** Passage shown **

________________________________________

Deep generative models wat

2020-12-10 — 2025-06-06

Suspiciously similar content

Figure 1: A synthetic observation at great depth

1 What Does “Generative” Even Mean Any More?

Generative neural nets have upset the apple cart. When I was a baby Bayesian, the term “generative model” meant something very specific: a model that could generate samples from a probability distribution, often with a focus on understanding the underlying data-generating process: you’d posit some probability distribution, $P (x | θ)$ , that you believe your data $x$ is drawn from, given some parameters $θ$ . Then you’d often think about priors $P (θ)$ and posteriors $P (θ — x)$ . The game was about defining and then “knowing” these distributions, or at least being able to sample from them in a way that respected their mathematical form. We wanted to characterize the underlying probabilistic process.

________________________________________

** Written request **
From the passage on generative models, return word for word the stretch that begins with "Suspiciously similar content" and ends with "underlying probabilistic process.". The records that come next are separate material, unrelated to the passage on generative models.

________________________________________

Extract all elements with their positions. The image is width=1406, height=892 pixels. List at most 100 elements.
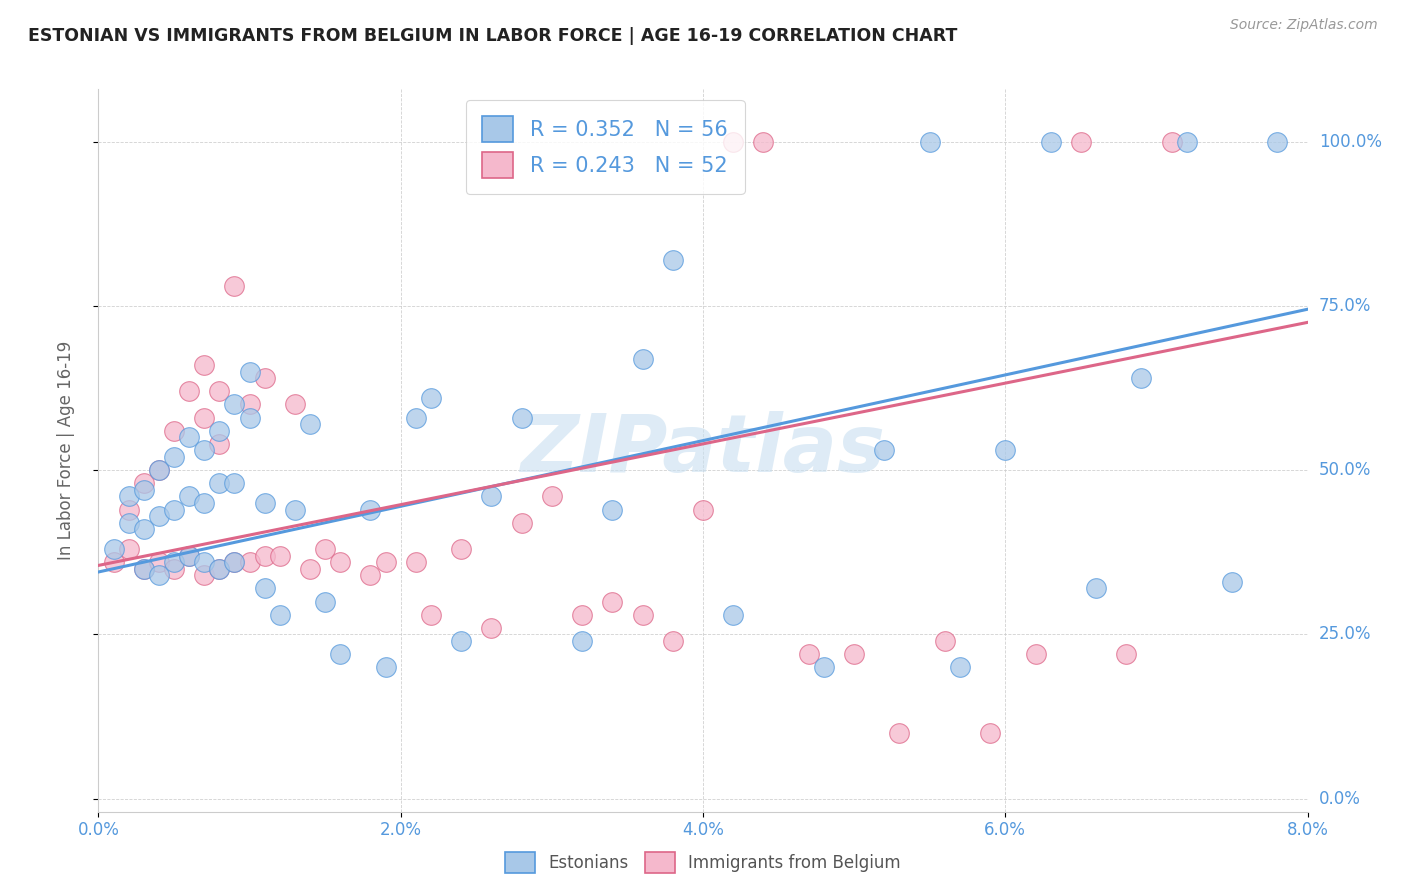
Point	[1115, 647, 1137, 661]
Point	[208, 384, 231, 399]
Point	[224, 555, 246, 569]
Point	[132, 562, 155, 576]
Text: ZIPatlas: ZIPatlas	[520, 411, 886, 490]
Point	[208, 437, 231, 451]
Point	[269, 549, 291, 563]
Point	[602, 502, 624, 516]
Point	[1175, 135, 1198, 149]
Point	[132, 522, 155, 536]
Point	[193, 443, 215, 458]
Point	[253, 549, 276, 563]
Point	[374, 660, 396, 674]
Point	[934, 634, 956, 648]
Point	[844, 647, 866, 661]
Point	[239, 397, 262, 411]
Point	[224, 476, 246, 491]
Point	[163, 450, 186, 464]
Text: Source: ZipAtlas.com: Source: ZipAtlas.com	[1230, 18, 1378, 32]
Point	[208, 476, 231, 491]
Point	[510, 516, 533, 530]
Legend: Estonians, Immigrants from Belgium: Estonians, Immigrants from Belgium	[498, 846, 908, 880]
Point	[420, 607, 443, 622]
Point	[118, 502, 141, 516]
Point	[224, 397, 246, 411]
Legend: R = 0.352   N = 56, R = 0.243   N = 52: R = 0.352 N = 56, R = 0.243 N = 52	[465, 100, 745, 194]
Y-axis label: In Labor Force | Age 16-19: In Labor Force | Age 16-19	[56, 341, 75, 560]
Point	[450, 634, 472, 648]
Point	[284, 397, 307, 411]
Point	[481, 621, 503, 635]
Point	[253, 371, 276, 385]
Point	[163, 502, 186, 516]
Point	[179, 384, 201, 399]
Point	[193, 410, 215, 425]
Text: 25.0%: 25.0%	[1319, 625, 1371, 643]
Point	[994, 443, 1017, 458]
Point	[918, 135, 941, 149]
Point	[873, 443, 896, 458]
Point	[752, 135, 775, 149]
Text: 100.0%: 100.0%	[1319, 133, 1382, 151]
Point	[253, 496, 276, 510]
Point	[284, 502, 307, 516]
Point	[450, 541, 472, 556]
Point	[723, 607, 745, 622]
Point	[239, 410, 262, 425]
Point	[148, 568, 170, 582]
Point	[208, 562, 231, 576]
Point	[103, 541, 125, 556]
Point	[405, 410, 427, 425]
Point	[299, 562, 322, 576]
Point	[179, 490, 201, 504]
Point	[405, 555, 427, 569]
Point	[208, 562, 231, 576]
Point	[723, 135, 745, 149]
Point	[224, 555, 246, 569]
Point	[797, 647, 820, 661]
Point	[889, 726, 911, 740]
Point	[540, 490, 562, 504]
Point	[179, 430, 201, 444]
Point	[510, 410, 533, 425]
Point	[813, 660, 835, 674]
Point	[481, 490, 503, 504]
Point	[329, 647, 352, 661]
Point	[148, 463, 170, 477]
Point	[1039, 135, 1062, 149]
Point	[132, 562, 155, 576]
Point	[148, 463, 170, 477]
Point	[1130, 371, 1153, 385]
Point	[148, 509, 170, 524]
Point	[239, 555, 262, 569]
Point	[163, 424, 186, 438]
Point	[1025, 647, 1047, 661]
Point	[420, 391, 443, 405]
Point	[314, 594, 336, 608]
Point	[631, 607, 654, 622]
Point	[179, 549, 201, 563]
Point	[224, 279, 246, 293]
Point	[360, 568, 382, 582]
Point	[1220, 574, 1243, 589]
Point	[360, 502, 382, 516]
Point	[949, 660, 972, 674]
Point	[239, 365, 262, 379]
Point	[118, 516, 141, 530]
Point	[1070, 135, 1092, 149]
Point	[374, 555, 396, 569]
Point	[103, 555, 125, 569]
Text: 50.0%: 50.0%	[1319, 461, 1371, 479]
Point	[631, 351, 654, 366]
Text: ESTONIAN VS IMMIGRANTS FROM BELGIUM IN LABOR FORCE | AGE 16-19 CORRELATION CHART: ESTONIAN VS IMMIGRANTS FROM BELGIUM IN L…	[28, 27, 957, 45]
Point	[571, 634, 593, 648]
Text: 75.0%: 75.0%	[1319, 297, 1371, 315]
Point	[1267, 135, 1289, 149]
Point	[132, 476, 155, 491]
Point	[571, 607, 593, 622]
Point	[661, 634, 683, 648]
Point	[602, 594, 624, 608]
Point	[1160, 135, 1182, 149]
Point	[661, 252, 683, 267]
Point	[193, 496, 215, 510]
Point	[979, 726, 1001, 740]
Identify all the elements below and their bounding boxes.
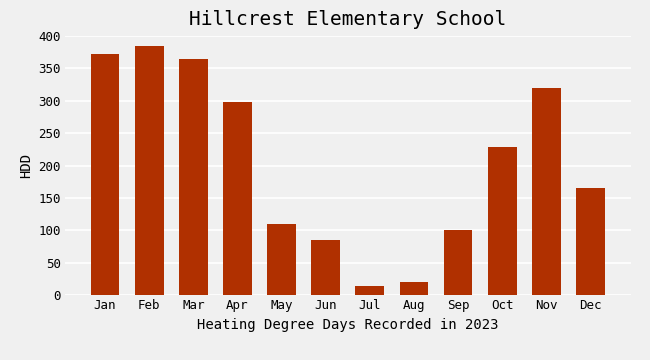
Bar (179, 59, 207, 295)
Bar (576, 188, 604, 295)
Y-axis label: HDD: HDD (19, 153, 32, 178)
Bar (223, 102, 252, 295)
X-axis label: Heating Degree Days Recorded in 2023: Heating Degree Days Recorded in 2023 (197, 318, 499, 332)
Bar (488, 148, 517, 295)
Bar (400, 282, 428, 295)
Bar (311, 240, 340, 295)
Bar (267, 224, 296, 295)
Bar (91, 54, 120, 295)
Title: Hillcrest Elementary School: Hillcrest Elementary School (189, 10, 506, 29)
Bar (532, 88, 561, 295)
Bar (135, 46, 164, 295)
Bar (356, 286, 384, 295)
Bar (444, 230, 473, 295)
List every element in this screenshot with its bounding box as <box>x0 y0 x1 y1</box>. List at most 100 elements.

________________________________________

** Full output **
Suspiciously similar content

Figure 1: A synthetic observation at great depth

1 What Does “Generative” Even Mean Any More?

Generative neural nets have upset the apple cart. When I was a baby Bayesian, the term “generative model” meant something very specific: a model that could generate samples from a probability distribution, often with a focus on understanding the underlying data-generating process: you’d posit some probability distribution, $P (x | θ)$ , that you believe your data $x$ is drawn from, given some parameters $θ$ . Then you’d often think about priors $P (θ)$ and posteriors $P (θ — x)$ . The game was about defining and then “knowing” these distributions, or at least being able to sample from them in a way that respected their mathematical form. We wanted to characterize the underlying probabilistic process.